### Stored entries
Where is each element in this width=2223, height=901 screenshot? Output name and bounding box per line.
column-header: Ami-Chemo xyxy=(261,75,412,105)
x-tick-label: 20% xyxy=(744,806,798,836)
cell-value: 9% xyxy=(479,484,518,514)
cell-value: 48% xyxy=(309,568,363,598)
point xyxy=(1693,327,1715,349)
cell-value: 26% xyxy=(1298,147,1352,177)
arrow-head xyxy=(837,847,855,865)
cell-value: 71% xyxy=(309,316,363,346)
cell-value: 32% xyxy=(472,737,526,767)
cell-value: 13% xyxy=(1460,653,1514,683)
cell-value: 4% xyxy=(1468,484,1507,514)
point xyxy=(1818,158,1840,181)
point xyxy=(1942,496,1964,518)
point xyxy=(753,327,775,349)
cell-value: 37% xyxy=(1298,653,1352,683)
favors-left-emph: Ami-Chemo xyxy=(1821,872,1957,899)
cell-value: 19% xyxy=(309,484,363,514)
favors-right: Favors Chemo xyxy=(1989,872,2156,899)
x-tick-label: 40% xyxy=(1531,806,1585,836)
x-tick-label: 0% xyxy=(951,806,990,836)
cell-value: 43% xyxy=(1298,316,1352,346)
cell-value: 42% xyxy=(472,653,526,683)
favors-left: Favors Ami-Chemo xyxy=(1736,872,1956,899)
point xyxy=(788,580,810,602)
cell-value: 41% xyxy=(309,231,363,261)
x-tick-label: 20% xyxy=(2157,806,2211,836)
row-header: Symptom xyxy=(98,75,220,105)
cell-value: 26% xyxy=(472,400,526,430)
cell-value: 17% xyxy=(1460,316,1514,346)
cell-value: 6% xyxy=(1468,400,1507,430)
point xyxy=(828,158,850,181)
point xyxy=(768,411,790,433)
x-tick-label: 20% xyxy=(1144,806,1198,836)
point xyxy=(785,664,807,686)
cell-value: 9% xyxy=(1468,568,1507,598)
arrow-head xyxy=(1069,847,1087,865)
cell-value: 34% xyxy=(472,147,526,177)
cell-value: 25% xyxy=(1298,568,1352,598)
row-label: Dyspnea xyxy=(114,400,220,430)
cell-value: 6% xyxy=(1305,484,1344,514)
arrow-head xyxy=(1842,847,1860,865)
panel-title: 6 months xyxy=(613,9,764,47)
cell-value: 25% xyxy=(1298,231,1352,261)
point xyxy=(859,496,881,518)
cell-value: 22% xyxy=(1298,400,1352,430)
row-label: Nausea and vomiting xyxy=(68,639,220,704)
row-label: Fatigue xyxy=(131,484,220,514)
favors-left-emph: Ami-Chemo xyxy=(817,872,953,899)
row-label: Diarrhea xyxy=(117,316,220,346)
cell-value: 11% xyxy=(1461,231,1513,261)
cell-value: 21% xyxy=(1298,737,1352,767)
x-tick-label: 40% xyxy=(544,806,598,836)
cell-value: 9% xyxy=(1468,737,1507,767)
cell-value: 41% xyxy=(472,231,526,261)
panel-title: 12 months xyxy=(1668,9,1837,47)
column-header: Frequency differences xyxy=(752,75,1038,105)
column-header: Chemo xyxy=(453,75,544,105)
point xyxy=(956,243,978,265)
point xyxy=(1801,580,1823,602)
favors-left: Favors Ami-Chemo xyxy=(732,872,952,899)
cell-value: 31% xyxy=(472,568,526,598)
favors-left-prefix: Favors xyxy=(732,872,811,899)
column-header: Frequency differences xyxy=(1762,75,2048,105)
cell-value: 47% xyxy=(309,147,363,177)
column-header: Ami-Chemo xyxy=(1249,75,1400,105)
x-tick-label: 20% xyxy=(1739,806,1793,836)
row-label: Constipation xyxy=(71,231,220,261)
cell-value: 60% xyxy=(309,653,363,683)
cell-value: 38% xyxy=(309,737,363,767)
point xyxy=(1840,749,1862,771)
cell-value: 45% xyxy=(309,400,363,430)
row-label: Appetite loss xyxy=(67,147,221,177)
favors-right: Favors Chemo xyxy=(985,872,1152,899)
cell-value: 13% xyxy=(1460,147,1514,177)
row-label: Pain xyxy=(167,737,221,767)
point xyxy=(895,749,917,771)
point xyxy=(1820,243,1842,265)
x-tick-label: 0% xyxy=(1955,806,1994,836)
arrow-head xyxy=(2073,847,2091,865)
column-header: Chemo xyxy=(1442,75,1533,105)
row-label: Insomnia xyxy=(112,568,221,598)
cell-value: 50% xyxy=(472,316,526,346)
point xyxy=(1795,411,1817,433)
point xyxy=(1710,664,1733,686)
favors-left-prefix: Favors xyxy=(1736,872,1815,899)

### EXERCISE
Copy out every line of the stored entries above with no changes.

### TASK OUTPUT
Where is each element in this width=2223, height=901 screenshot? Output name and bounding box per line.
column-header: Ami-Chemo xyxy=(261,75,412,105)
x-tick-label: 20% xyxy=(744,806,798,836)
cell-value: 9% xyxy=(479,484,518,514)
cell-value: 48% xyxy=(309,568,363,598)
point xyxy=(1693,327,1715,349)
cell-value: 26% xyxy=(1298,147,1352,177)
arrow-head xyxy=(837,847,855,865)
cell-value: 71% xyxy=(309,316,363,346)
cell-value: 32% xyxy=(472,737,526,767)
cell-value: 13% xyxy=(1460,653,1514,683)
cell-value: 4% xyxy=(1468,484,1507,514)
point xyxy=(1818,158,1840,181)
point xyxy=(1942,496,1964,518)
point xyxy=(753,327,775,349)
cell-value: 37% xyxy=(1298,653,1352,683)
favors-left-emph: Ami-Chemo xyxy=(1821,872,1957,899)
cell-value: 19% xyxy=(309,484,363,514)
favors-right: Favors Chemo xyxy=(1989,872,2156,899)
x-tick-label: 40% xyxy=(1531,806,1585,836)
x-tick-label: 0% xyxy=(951,806,990,836)
cell-value: 43% xyxy=(1298,316,1352,346)
cell-value: 42% xyxy=(472,653,526,683)
favors-left: Favors Ami-Chemo xyxy=(1736,872,1956,899)
point xyxy=(788,580,810,602)
cell-value: 41% xyxy=(309,231,363,261)
x-tick-label: 20% xyxy=(2157,806,2211,836)
row-header: Symptom xyxy=(98,75,220,105)
cell-value: 26% xyxy=(472,400,526,430)
cell-value: 17% xyxy=(1460,316,1514,346)
cell-value: 6% xyxy=(1468,400,1507,430)
point xyxy=(828,158,850,181)
point xyxy=(768,411,790,433)
x-tick-label: 20% xyxy=(1144,806,1198,836)
point xyxy=(785,664,807,686)
cell-value: 9% xyxy=(1468,568,1507,598)
arrow-head xyxy=(1069,847,1087,865)
cell-value: 34% xyxy=(472,147,526,177)
cell-value: 25% xyxy=(1298,568,1352,598)
row-label: Dyspnea xyxy=(114,400,220,430)
cell-value: 6% xyxy=(1305,484,1344,514)
arrow-head xyxy=(1842,847,1860,865)
panel-title: 6 months xyxy=(613,9,764,47)
cell-value: 25% xyxy=(1298,231,1352,261)
point xyxy=(859,496,881,518)
cell-value: 22% xyxy=(1298,400,1352,430)
row-label: Nausea and vomiting xyxy=(68,639,220,704)
row-label: Fatigue xyxy=(131,484,220,514)
favors-left-emph: Ami-Chemo xyxy=(817,872,953,899)
row-label: Diarrhea xyxy=(117,316,220,346)
cell-value: 11% xyxy=(1461,231,1513,261)
cell-value: 21% xyxy=(1298,737,1352,767)
x-tick-label: 40% xyxy=(544,806,598,836)
cell-value: 9% xyxy=(1468,737,1507,767)
cell-value: 41% xyxy=(472,231,526,261)
panel-title: 12 months xyxy=(1668,9,1837,47)
column-header: Frequency differences xyxy=(752,75,1038,105)
column-header: Chemo xyxy=(453,75,544,105)
point xyxy=(956,243,978,265)
point xyxy=(1801,580,1823,602)
favors-left: Favors Ami-Chemo xyxy=(732,872,952,899)
cell-value: 31% xyxy=(472,568,526,598)
favors-left-prefix: Favors xyxy=(732,872,811,899)
column-header: Frequency differences xyxy=(1762,75,2048,105)
cell-value: 47% xyxy=(309,147,363,177)
column-header: Ami-Chemo xyxy=(1249,75,1400,105)
x-tick-label: 20% xyxy=(1739,806,1793,836)
row-label: Constipation xyxy=(71,231,220,261)
cell-value: 60% xyxy=(309,653,363,683)
cell-value: 38% xyxy=(309,737,363,767)
point xyxy=(1840,749,1862,771)
cell-value: 45% xyxy=(309,400,363,430)
row-label: Appetite loss xyxy=(67,147,221,177)
favors-right: Favors Chemo xyxy=(985,872,1152,899)
cell-value: 13% xyxy=(1460,147,1514,177)
row-label: Pain xyxy=(167,737,221,767)
point xyxy=(895,749,917,771)
point xyxy=(1820,243,1842,265)
x-tick-label: 0% xyxy=(1955,806,1994,836)
arrow-head xyxy=(2073,847,2091,865)
column-header: Chemo xyxy=(1442,75,1533,105)
row-label: Insomnia xyxy=(112,568,221,598)
cell-value: 50% xyxy=(472,316,526,346)
point xyxy=(1795,411,1817,433)
point xyxy=(1710,664,1733,686)
favors-left-prefix: Favors xyxy=(1736,872,1815,899)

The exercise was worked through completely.